### TASK BRIEF:
Will you print the material below without altering a single character?

### RECORDS TO USE:

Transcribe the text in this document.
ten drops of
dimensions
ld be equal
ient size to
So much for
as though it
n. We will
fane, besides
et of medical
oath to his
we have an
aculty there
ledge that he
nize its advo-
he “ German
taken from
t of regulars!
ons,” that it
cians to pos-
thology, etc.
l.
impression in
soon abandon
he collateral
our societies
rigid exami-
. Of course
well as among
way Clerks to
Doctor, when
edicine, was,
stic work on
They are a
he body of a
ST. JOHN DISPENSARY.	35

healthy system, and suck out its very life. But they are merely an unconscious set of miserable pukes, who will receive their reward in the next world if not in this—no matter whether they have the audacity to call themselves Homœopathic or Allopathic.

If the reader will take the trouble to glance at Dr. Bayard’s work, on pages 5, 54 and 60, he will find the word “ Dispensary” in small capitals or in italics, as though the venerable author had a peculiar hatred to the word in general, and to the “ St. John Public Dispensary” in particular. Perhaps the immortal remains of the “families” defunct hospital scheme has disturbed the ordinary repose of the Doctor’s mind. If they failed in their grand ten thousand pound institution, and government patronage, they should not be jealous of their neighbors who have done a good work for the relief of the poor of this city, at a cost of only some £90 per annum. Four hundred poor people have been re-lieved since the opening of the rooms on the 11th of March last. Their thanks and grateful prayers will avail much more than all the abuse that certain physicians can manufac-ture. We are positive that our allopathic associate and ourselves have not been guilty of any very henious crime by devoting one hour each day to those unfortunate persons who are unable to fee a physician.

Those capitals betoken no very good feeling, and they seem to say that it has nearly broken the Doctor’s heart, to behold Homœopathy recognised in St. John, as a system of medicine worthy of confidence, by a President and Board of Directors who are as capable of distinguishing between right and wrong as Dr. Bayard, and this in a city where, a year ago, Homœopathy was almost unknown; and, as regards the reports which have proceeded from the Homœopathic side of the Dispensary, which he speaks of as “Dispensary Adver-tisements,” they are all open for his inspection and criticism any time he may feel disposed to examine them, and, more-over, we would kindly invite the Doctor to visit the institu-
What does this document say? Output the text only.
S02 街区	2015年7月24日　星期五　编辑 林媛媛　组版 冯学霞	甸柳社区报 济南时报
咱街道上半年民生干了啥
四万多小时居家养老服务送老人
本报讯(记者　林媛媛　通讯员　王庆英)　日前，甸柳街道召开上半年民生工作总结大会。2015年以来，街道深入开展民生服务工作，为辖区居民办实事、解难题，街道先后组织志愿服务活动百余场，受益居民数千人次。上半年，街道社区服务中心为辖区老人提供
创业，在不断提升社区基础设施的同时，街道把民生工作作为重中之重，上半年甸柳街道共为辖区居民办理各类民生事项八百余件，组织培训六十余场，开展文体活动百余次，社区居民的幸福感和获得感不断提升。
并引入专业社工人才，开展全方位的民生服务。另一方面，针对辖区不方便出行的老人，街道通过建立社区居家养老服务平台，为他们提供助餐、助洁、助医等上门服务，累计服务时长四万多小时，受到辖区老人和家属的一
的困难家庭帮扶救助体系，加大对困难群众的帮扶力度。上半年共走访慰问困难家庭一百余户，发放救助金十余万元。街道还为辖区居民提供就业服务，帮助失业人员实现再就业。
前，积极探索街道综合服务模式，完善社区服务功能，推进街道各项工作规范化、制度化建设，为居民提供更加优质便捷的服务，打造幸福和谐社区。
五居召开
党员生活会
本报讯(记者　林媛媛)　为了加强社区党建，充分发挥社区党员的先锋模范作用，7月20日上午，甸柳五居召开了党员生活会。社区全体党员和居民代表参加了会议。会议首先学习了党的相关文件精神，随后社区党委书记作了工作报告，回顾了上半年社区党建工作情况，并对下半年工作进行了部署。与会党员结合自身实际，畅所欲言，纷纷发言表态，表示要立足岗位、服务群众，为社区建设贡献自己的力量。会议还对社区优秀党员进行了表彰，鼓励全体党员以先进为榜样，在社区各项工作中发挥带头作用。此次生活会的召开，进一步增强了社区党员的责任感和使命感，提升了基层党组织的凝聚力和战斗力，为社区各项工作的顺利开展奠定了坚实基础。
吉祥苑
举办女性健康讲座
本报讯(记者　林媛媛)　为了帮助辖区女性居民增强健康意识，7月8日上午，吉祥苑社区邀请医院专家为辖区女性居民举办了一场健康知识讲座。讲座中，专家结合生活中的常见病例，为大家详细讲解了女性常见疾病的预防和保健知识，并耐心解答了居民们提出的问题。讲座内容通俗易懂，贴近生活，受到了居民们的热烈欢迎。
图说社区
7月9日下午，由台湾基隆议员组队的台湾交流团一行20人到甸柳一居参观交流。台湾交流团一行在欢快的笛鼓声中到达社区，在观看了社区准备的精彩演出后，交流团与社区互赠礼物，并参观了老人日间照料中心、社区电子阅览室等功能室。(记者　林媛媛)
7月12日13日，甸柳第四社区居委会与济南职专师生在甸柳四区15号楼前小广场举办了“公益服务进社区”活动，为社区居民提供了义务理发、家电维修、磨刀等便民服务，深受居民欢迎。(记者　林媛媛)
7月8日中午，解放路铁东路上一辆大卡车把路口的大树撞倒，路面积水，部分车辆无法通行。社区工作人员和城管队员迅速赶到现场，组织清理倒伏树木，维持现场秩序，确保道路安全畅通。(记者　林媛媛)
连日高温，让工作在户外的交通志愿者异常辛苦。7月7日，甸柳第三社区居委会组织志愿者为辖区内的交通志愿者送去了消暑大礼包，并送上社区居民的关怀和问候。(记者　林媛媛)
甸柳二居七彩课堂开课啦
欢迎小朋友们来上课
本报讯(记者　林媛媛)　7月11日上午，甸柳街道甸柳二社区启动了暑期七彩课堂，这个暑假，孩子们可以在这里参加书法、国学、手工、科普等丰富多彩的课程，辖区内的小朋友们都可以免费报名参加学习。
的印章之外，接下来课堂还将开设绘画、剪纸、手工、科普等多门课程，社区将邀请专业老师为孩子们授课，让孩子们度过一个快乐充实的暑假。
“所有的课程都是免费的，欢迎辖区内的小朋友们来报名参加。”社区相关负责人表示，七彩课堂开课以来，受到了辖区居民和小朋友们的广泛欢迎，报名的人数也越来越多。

### OUTPUT BELOW:
Transcribe the text in this document.
ten drops of
dimensions
ld be equal
ient size to
So much for
as though it
n. We will
fane, besides
et of medical
oath to his
we have an
aculty there
ledge that he
nize its advo-
he “ German
taken from
t of regulars!
ons,” that it
cians to pos-
thology, etc.
l.
impression in
soon abandon
he collateral
our societies
rigid exami-
. Of course
well as among
way Clerks to
Doctor, when
edicine, was,
stic work on
They are a
he body of a
ST. JOHN DISPENSARY.	35

healthy system, and suck out its very life. But they are merely an unconscious set of miserable pukes, who will receive their reward in the next world if not in this—no matter whether they have the audacity to call themselves Homœopathic or Allopathic.

If the reader will take the trouble to glance at Dr. Bayard’s work, on pages 5, 54 and 60, he will find the word “ Dispensary” in small capitals or in italics, as though the venerable author had a peculiar hatred to the word in general, and to the “ St. John Public Dispensary” in particular. Perhaps the immortal remains of the “families” defunct hospital scheme has disturbed the ordinary repose of the Doctor’s mind. If they failed in their grand ten thousand pound institution, and government patronage, they should not be jealous of their neighbors who have done a good work for the relief of the poor of this city, at a cost of only some £90 per annum. Four hundred poor people have been re-lieved since the opening of the rooms on the 11th of March last. Their thanks and grateful prayers will avail much more than all the abuse that certain physicians can manufac-ture. We are positive that our allopathic associate and ourselves have not been guilty of any very henious crime by devoting one hour each day to those unfortunate persons who are unable to fee a physician.

Those capitals betoken no very good feeling, and they seem to say that it has nearly broken the Doctor’s heart, to behold Homœopathy recognised in St. John, as a system of medicine worthy of confidence, by a President and Board of Directors who are as capable of distinguishing between right and wrong as Dr. Bayard, and this in a city where, a year ago, Homœopathy was almost unknown; and, as regards the reports which have proceeded from the Homœopathic side of the Dispensary, which he speaks of as “Dispensary Adver-tisements,” they are all open for his inspection and criticism any time he may feel disposed to examine them, and, more-over, we would kindly invite the Doctor to visit the institu-
What does this document say? Output the text only.
S02 街区	2015年7月24日　星期五　编辑 林媛媛　组版 冯学霞	甸柳社区报 济南时报
咱街道上半年民生干了啥
四万多小时居家养老服务送老人
本报讯(记者　林媛媛　通讯员　王庆英)　日前，甸柳街道召开上半年民生工作总结大会。2015年以来，街道深入开展民生服务工作，为辖区居民办实事、解难题，街道先后组织志愿服务活动百余场，受益居民数千人次。上半年，街道社区服务中心为辖区老人提供
创业，在不断提升社区基础设施的同时，街道把民生工作作为重中之重，上半年甸柳街道共为辖区居民办理各类民生事项八百余件，组织培训六十余场，开展文体活动百余次，社区居民的幸福感和获得感不断提升。
并引入专业社工人才，开展全方位的民生服务。另一方面，针对辖区不方便出行的老人，街道通过建立社区居家养老服务平台，为他们提供助餐、助洁、助医等上门服务，累计服务时长四万多小时，受到辖区老人和家属的一
的困难家庭帮扶救助体系，加大对困难群众的帮扶力度。上半年共走访慰问困难家庭一百余户，发放救助金十余万元。街道还为辖区居民提供就业服务，帮助失业人员实现再就业。
前，积极探索街道综合服务模式，完善社区服务功能，推进街道各项工作规范化、制度化建设，为居民提供更加优质便捷的服务，打造幸福和谐社区。
五居召开
党员生活会
本报讯(记者　林媛媛)　为了加强社区党建，充分发挥社区党员的先锋模范作用，7月20日上午，甸柳五居召开了党员生活会。社区全体党员和居民代表参加了会议。会议首先学习了党的相关文件精神，随后社区党委书记作了工作报告，回顾了上半年社区党建工作情况，并对下半年工作进行了部署。与会党员结合自身实际，畅所欲言，纷纷发言表态，表示要立足岗位、服务群众，为社区建设贡献自己的力量。会议还对社区优秀党员进行了表彰，鼓励全体党员以先进为榜样，在社区各项工作中发挥带头作用。此次生活会的召开，进一步增强了社区党员的责任感和使命感，提升了基层党组织的凝聚力和战斗力，为社区各项工作的顺利开展奠定了坚实基础。
吉祥苑
举办女性健康讲座
本报讯(记者　林媛媛)　为了帮助辖区女性居民增强健康意识，7月8日上午，吉祥苑社区邀请医院专家为辖区女性居民举办了一场健康知识讲座。讲座中，专家结合生活中的常见病例，为大家详细讲解了女性常见疾病的预防和保健知识，并耐心解答了居民们提出的问题。讲座内容通俗易懂，贴近生活，受到了居民们的热烈欢迎。
图说社区
7月9日下午，由台湾基隆议员组队的台湾交流团一行20人到甸柳一居参观交流。台湾交流团一行在欢快的笛鼓声中到达社区，在观看了社区准备的精彩演出后，交流团与社区互赠礼物，并参观了老人日间照料中心、社区电子阅览室等功能室。(记者　林媛媛)
7月12日13日，甸柳第四社区居委会与济南职专师生在甸柳四区15号楼前小广场举办了“公益服务进社区”活动，为社区居民提供了义务理发、家电维修、磨刀等便民服务，深受居民欢迎。(记者　林媛媛)
7月8日中午，解放路铁东路上一辆大卡车把路口的大树撞倒，路面积水，部分车辆无法通行。社区工作人员和城管队员迅速赶到现场，组织清理倒伏树木，维持现场秩序，确保道路安全畅通。(记者　林媛媛)
连日高温，让工作在户外的交通志愿者异常辛苦。7月7日，甸柳第三社区居委会组织志愿者为辖区内的交通志愿者送去了消暑大礼包，并送上社区居民的关怀和问候。(记者　林媛媛)
甸柳二居七彩课堂开课啦
欢迎小朋友们来上课
本报讯(记者　林媛媛)　7月11日上午，甸柳街道甸柳二社区启动了暑期七彩课堂，这个暑假，孩子们可以在这里参加书法、国学、手工、科普等丰富多彩的课程，辖区内的小朋友们都可以免费报名参加学习。
的印章之外，接下来课堂还将开设绘画、剪纸、手工、科普等多门课程，社区将邀请专业老师为孩子们授课，让孩子们度过一个快乐充实的暑假。
“所有的课程都是免费的，欢迎辖区内的小朋友们来报名参加。”社区相关负责人表示，七彩课堂开课以来，受到了辖区居民和小朋友们的广泛欢迎，报名的人数也越来越多。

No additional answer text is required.